**Work to complete**
Only the number is needed: how many lines of the records include "Absorption"?

+++ Data for the task

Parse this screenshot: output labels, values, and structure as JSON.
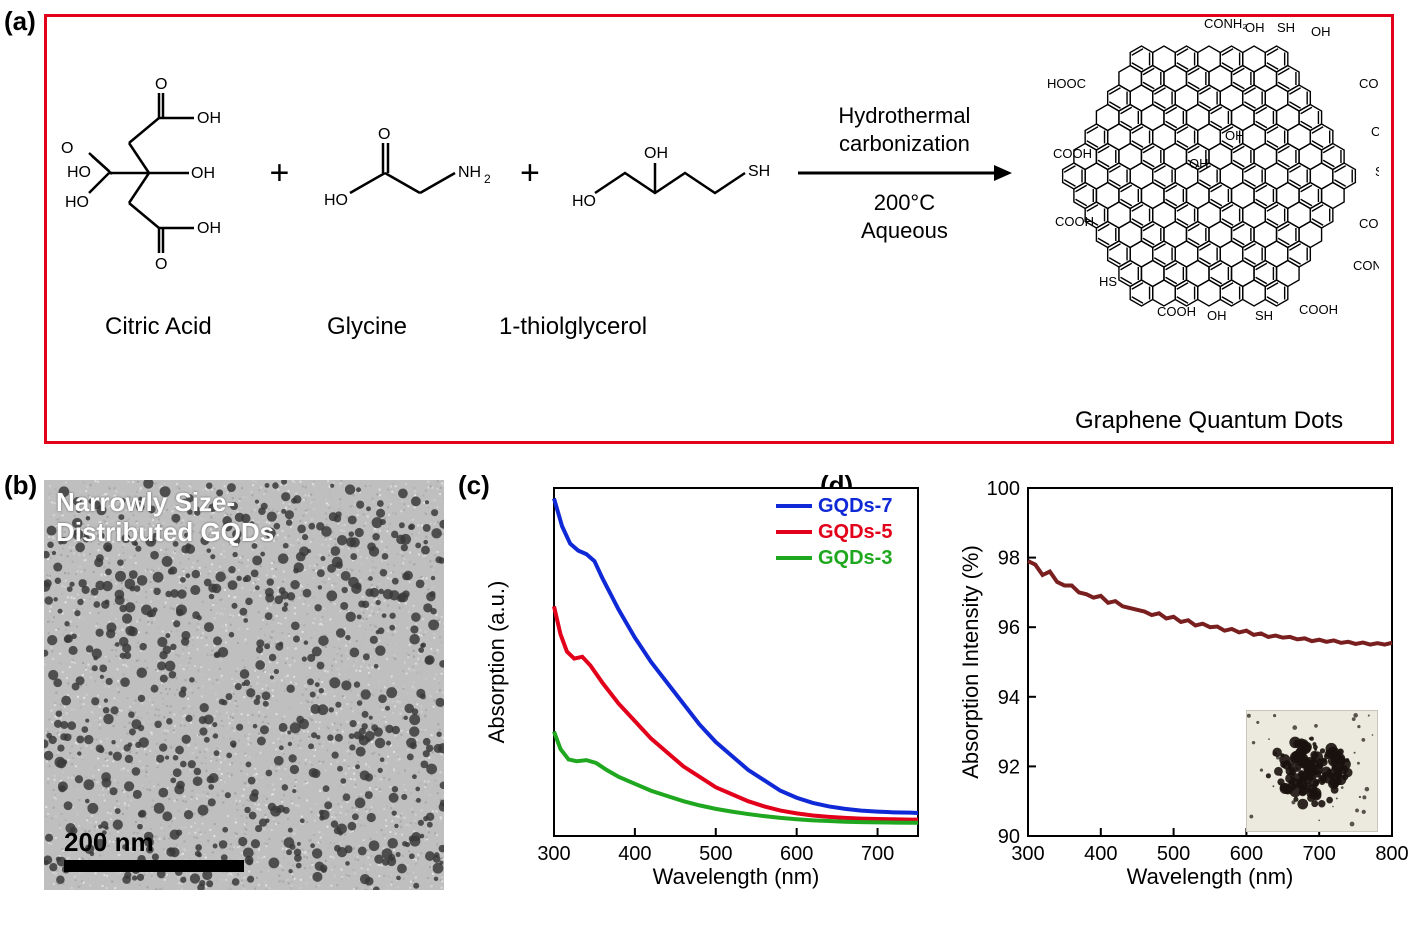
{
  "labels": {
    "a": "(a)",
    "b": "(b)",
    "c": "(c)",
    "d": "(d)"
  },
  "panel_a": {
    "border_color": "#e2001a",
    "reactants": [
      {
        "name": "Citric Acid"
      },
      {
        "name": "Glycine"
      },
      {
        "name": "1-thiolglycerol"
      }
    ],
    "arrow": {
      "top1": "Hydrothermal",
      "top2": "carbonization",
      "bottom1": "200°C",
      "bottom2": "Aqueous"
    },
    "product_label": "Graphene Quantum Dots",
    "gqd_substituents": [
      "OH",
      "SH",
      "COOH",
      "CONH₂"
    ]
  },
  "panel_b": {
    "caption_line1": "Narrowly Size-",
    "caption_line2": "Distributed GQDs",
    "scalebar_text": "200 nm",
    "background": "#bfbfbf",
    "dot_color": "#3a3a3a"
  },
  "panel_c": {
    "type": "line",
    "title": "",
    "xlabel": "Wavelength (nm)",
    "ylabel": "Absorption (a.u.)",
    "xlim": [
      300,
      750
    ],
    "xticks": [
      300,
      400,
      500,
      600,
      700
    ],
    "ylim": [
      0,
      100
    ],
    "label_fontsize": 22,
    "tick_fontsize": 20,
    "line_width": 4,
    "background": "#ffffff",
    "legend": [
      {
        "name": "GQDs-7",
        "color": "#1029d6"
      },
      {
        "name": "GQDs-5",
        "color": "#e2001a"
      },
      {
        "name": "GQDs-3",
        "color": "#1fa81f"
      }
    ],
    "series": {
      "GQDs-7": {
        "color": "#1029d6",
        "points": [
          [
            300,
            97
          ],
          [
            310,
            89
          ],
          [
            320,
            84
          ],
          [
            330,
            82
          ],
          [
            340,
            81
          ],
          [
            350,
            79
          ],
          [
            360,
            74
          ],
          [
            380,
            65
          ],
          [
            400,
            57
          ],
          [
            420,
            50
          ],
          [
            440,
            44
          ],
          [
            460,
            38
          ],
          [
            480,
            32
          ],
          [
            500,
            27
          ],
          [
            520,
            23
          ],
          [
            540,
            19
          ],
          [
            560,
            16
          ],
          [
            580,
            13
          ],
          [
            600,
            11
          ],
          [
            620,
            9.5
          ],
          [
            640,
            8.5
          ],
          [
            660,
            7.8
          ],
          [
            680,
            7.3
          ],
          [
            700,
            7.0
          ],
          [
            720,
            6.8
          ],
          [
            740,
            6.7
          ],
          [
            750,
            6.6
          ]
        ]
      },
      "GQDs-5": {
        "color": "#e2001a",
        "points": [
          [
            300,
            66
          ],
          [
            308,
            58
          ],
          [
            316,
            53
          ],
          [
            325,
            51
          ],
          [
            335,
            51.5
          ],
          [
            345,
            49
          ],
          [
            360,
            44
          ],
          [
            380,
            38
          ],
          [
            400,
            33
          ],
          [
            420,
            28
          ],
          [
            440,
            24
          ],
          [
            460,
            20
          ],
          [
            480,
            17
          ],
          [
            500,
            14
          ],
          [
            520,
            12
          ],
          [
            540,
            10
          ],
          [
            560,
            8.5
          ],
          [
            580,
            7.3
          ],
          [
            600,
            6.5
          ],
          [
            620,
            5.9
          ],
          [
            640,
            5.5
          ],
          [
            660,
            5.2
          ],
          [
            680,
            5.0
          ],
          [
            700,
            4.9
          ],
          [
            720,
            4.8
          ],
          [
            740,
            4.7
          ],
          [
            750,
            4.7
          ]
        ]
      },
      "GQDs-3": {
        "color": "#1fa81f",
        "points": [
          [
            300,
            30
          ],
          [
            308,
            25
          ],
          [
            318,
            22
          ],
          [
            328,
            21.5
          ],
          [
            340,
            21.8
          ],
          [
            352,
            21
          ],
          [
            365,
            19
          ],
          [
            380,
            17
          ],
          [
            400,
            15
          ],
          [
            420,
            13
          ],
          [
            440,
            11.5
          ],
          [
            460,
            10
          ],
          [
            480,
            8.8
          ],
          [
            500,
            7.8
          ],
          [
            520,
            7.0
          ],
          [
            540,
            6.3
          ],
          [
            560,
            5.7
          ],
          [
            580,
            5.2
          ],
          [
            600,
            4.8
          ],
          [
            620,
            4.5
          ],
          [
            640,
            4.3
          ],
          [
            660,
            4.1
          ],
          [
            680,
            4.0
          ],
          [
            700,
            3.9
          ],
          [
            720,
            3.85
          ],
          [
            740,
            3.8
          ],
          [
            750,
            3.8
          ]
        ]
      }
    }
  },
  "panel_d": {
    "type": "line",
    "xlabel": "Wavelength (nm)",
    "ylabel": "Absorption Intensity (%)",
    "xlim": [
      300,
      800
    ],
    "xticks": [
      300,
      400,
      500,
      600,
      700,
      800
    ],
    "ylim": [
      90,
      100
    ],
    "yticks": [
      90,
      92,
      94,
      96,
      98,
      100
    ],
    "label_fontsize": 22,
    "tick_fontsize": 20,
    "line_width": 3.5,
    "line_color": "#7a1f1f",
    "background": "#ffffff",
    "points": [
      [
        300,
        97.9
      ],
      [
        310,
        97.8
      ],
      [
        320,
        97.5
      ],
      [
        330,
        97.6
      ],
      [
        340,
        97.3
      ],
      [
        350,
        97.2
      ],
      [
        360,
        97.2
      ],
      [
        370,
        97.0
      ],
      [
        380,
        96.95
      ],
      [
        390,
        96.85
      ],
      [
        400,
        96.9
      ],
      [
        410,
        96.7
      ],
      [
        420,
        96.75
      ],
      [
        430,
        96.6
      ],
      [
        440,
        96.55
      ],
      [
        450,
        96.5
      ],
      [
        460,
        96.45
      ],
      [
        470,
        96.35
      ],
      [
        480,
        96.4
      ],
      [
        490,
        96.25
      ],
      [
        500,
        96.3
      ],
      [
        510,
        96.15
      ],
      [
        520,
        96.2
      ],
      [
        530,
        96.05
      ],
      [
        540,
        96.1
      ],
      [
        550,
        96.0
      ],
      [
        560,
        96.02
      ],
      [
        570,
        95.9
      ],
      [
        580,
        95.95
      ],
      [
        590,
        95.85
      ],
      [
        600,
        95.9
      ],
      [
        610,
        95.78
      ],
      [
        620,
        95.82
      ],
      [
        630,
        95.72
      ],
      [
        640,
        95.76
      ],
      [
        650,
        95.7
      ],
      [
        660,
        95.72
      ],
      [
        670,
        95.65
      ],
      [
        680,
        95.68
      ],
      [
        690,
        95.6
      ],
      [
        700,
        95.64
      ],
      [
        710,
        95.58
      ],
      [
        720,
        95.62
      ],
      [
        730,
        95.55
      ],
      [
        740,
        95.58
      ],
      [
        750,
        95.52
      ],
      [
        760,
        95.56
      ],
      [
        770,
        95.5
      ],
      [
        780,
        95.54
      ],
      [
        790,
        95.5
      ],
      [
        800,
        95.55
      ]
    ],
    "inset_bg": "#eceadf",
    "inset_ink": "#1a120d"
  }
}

++++++
+++ Data for the task

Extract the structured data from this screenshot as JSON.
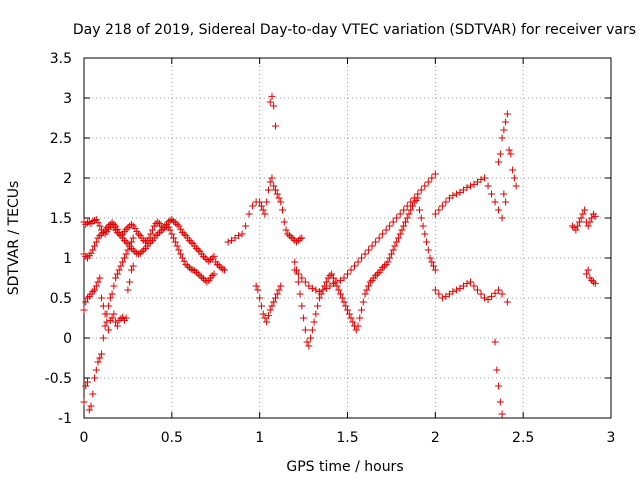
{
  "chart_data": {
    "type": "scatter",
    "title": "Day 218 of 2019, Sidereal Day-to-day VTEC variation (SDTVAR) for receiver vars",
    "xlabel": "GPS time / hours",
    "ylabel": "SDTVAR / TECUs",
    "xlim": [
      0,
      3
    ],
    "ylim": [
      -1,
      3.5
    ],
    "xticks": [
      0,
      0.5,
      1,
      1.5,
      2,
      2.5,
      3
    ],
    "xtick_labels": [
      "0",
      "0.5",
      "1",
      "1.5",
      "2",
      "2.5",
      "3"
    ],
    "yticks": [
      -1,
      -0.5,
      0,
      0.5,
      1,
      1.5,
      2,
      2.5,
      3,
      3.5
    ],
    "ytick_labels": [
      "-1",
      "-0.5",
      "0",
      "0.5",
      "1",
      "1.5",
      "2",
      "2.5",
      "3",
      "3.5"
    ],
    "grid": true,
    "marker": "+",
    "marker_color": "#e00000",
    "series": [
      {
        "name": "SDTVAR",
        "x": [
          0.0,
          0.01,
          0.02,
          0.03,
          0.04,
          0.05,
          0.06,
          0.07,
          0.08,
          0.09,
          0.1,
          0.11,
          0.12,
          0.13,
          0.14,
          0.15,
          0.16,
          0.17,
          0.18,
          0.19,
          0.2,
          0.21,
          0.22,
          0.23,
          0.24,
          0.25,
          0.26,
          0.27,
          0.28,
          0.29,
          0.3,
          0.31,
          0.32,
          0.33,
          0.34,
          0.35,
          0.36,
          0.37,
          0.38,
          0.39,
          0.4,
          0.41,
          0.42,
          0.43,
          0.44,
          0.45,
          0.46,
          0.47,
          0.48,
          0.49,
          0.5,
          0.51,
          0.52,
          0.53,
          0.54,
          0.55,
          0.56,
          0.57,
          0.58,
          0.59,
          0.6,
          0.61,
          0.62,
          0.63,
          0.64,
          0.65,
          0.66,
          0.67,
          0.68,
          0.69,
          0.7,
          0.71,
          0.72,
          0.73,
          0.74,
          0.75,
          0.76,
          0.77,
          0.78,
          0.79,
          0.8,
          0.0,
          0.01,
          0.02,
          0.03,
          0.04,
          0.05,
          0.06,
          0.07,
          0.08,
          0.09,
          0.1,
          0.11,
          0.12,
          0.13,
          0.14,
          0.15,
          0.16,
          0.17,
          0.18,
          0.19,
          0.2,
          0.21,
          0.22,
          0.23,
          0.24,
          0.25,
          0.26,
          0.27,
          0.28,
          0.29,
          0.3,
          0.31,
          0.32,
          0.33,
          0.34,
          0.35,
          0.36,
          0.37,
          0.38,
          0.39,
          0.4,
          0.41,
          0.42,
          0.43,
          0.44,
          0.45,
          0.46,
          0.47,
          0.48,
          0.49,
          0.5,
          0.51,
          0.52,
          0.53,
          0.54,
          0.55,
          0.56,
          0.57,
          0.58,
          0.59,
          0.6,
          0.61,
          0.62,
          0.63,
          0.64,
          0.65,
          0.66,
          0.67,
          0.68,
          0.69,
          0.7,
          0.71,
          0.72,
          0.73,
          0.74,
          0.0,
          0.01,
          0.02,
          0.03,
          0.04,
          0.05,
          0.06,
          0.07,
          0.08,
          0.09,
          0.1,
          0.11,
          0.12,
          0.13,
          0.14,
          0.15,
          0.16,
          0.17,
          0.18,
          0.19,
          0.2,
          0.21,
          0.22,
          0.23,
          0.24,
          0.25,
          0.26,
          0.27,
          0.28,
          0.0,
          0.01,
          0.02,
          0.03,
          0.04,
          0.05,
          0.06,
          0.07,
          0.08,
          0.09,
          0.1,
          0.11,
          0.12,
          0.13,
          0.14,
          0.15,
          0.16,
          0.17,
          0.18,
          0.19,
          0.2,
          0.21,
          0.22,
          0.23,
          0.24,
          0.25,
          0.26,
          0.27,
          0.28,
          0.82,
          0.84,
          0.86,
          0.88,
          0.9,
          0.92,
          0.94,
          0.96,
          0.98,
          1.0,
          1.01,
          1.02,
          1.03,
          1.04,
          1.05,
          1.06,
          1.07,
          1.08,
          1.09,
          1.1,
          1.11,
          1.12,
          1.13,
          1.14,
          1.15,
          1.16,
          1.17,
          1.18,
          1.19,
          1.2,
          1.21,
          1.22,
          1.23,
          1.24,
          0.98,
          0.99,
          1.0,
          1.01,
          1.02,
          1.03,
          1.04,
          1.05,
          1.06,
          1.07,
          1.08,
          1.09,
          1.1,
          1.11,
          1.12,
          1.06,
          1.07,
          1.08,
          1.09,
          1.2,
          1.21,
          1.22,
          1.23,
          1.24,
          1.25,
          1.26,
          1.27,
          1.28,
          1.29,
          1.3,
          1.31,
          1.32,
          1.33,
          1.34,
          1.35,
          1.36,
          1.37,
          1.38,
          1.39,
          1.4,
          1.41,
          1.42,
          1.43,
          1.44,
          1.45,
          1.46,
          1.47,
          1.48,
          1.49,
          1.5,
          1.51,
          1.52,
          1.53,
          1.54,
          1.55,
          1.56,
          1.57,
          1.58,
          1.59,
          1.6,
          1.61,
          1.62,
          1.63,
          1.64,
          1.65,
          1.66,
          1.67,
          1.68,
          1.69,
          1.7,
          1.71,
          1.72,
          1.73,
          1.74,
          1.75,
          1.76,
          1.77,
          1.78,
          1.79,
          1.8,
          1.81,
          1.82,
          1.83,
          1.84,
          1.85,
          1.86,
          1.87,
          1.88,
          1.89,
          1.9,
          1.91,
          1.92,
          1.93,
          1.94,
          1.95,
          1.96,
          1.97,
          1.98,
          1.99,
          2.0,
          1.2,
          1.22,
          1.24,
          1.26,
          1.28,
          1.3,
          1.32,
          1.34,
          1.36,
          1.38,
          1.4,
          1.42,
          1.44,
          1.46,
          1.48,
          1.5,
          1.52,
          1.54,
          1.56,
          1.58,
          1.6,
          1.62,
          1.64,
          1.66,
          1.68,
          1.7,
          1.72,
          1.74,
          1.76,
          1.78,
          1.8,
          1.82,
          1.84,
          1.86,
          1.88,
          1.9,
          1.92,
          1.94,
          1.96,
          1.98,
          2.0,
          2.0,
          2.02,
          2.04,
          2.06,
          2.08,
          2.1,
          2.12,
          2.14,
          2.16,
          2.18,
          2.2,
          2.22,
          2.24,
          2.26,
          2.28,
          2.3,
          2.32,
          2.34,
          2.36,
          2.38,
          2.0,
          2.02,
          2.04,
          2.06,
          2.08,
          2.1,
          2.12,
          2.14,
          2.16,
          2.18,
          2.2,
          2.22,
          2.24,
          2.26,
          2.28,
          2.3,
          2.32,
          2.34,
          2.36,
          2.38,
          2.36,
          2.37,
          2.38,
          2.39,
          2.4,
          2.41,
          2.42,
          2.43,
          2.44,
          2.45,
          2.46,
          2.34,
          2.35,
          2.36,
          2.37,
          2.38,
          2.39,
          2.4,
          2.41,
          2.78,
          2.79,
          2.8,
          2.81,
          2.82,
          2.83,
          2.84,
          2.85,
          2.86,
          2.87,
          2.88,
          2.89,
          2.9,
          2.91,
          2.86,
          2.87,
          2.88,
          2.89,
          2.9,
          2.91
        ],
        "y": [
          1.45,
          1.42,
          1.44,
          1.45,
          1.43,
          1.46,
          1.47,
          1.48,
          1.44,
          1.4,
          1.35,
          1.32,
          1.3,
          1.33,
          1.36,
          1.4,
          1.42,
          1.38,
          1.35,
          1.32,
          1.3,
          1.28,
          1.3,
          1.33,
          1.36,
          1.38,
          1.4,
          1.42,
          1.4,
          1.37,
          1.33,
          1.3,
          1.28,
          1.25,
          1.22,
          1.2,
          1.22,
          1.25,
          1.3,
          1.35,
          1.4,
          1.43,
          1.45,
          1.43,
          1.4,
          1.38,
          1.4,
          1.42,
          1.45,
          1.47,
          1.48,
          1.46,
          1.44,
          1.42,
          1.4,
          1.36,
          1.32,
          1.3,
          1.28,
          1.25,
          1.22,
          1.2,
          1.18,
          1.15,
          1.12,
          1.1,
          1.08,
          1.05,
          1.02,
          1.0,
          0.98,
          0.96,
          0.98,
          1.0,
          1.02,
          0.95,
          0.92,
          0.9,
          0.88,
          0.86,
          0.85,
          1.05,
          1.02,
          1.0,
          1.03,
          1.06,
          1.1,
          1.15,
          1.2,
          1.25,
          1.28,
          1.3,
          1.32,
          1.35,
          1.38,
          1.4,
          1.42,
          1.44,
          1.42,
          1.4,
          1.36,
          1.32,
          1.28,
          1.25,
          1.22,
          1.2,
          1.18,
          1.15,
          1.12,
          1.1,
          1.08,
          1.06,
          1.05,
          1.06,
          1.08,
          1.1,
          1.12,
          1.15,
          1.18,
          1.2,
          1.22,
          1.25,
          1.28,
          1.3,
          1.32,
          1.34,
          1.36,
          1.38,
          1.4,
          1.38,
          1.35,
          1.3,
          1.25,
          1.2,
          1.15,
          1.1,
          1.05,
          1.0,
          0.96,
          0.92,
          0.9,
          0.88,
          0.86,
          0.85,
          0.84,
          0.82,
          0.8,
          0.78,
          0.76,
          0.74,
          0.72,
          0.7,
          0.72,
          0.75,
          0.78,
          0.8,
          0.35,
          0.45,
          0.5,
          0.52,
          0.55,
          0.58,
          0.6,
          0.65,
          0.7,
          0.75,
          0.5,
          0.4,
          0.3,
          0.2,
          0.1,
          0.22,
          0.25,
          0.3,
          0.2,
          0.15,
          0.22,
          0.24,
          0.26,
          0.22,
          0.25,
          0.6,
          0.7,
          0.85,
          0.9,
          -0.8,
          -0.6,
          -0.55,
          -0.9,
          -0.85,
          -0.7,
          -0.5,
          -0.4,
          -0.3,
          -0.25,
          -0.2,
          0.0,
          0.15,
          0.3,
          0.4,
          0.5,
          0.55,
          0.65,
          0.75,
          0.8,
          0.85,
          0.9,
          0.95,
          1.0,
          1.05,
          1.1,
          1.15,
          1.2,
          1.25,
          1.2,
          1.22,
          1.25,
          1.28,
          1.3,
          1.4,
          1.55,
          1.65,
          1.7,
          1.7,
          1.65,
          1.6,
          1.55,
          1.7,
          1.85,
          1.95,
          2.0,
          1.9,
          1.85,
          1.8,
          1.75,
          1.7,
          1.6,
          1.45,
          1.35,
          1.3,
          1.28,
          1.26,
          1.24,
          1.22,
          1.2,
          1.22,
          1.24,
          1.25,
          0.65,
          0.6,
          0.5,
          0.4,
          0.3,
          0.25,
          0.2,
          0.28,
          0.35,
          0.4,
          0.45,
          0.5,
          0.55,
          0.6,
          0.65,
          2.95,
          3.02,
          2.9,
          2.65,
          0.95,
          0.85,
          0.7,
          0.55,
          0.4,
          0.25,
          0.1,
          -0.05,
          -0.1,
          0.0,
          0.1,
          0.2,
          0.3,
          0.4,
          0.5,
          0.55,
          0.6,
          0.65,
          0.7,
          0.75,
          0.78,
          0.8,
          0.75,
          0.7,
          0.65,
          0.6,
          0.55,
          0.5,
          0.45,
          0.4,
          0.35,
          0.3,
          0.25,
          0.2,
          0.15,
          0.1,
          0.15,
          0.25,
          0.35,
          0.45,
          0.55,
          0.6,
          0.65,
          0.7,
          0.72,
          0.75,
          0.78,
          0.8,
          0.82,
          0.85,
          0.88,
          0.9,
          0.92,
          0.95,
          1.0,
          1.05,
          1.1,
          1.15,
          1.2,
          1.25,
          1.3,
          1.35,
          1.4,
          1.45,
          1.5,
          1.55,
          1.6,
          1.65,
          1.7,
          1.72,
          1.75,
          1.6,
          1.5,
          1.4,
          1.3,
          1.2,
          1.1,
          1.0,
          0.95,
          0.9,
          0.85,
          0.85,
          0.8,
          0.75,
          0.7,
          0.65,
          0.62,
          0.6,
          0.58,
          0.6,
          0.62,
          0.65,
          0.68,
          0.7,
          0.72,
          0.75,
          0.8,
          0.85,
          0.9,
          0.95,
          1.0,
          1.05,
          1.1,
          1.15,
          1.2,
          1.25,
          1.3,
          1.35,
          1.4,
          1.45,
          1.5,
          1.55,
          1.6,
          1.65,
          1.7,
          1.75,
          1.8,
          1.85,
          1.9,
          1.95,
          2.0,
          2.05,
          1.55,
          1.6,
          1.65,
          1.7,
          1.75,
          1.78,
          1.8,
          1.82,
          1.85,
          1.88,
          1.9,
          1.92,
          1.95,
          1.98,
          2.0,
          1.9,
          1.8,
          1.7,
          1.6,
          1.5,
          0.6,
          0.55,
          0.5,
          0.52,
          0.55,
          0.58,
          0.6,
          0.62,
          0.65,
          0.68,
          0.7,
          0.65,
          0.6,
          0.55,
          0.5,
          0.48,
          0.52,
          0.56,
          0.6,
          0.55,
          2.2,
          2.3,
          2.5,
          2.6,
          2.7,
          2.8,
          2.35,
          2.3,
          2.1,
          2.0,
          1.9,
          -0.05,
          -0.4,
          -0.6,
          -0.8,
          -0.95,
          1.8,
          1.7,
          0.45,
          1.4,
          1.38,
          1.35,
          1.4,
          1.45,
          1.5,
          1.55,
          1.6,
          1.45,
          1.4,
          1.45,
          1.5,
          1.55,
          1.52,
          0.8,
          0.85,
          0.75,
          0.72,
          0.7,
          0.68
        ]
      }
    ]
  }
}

++++++

**Output for this task**
2